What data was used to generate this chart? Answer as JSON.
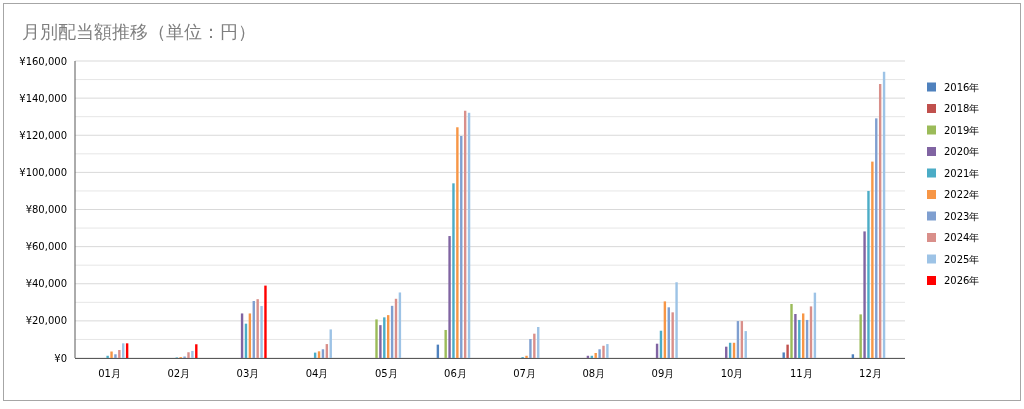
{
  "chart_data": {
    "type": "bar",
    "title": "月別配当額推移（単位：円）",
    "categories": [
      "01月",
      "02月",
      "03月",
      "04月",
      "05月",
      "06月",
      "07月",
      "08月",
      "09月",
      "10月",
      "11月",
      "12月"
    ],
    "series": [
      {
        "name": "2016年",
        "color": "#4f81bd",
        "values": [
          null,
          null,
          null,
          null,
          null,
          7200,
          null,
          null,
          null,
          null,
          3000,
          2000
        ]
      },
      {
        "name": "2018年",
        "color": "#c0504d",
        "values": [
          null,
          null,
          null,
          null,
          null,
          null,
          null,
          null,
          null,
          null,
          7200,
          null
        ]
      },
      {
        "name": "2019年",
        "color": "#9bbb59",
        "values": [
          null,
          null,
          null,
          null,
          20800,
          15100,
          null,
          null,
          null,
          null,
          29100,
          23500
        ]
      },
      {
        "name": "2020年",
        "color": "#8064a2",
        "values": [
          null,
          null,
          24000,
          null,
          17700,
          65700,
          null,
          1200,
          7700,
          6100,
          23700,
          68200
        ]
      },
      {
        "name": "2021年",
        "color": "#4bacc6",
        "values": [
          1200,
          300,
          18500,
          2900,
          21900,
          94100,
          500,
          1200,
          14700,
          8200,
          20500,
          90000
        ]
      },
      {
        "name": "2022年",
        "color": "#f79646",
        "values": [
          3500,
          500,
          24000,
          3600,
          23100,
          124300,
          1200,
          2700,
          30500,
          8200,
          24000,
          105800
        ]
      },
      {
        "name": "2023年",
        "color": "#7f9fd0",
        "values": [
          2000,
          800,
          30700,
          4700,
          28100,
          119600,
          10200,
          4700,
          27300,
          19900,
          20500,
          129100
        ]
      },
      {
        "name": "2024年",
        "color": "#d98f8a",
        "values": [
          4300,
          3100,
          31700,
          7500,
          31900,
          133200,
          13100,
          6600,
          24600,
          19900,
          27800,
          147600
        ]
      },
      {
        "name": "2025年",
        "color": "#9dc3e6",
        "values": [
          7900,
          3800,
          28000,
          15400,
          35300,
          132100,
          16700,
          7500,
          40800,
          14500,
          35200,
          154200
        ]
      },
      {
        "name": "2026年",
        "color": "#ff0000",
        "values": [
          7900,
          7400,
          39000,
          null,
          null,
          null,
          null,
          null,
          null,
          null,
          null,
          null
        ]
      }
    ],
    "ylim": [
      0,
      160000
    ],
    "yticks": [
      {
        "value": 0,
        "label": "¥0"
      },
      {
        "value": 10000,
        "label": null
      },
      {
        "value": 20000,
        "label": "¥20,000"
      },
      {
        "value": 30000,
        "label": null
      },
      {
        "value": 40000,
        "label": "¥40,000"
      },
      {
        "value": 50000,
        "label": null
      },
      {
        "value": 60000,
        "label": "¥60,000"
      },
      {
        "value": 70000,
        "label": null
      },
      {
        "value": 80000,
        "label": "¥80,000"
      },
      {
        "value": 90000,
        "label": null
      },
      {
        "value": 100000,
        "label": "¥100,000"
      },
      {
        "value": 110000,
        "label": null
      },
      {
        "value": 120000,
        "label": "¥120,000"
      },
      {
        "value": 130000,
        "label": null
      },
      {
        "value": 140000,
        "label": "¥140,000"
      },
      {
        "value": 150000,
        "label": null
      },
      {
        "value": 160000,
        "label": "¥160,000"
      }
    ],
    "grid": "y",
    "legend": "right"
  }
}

········

REQUIREMENTS
A line counts if it holds the word "color". Work out how many lines in the listing count, and give only that number.

EXERCISE ANSWER
10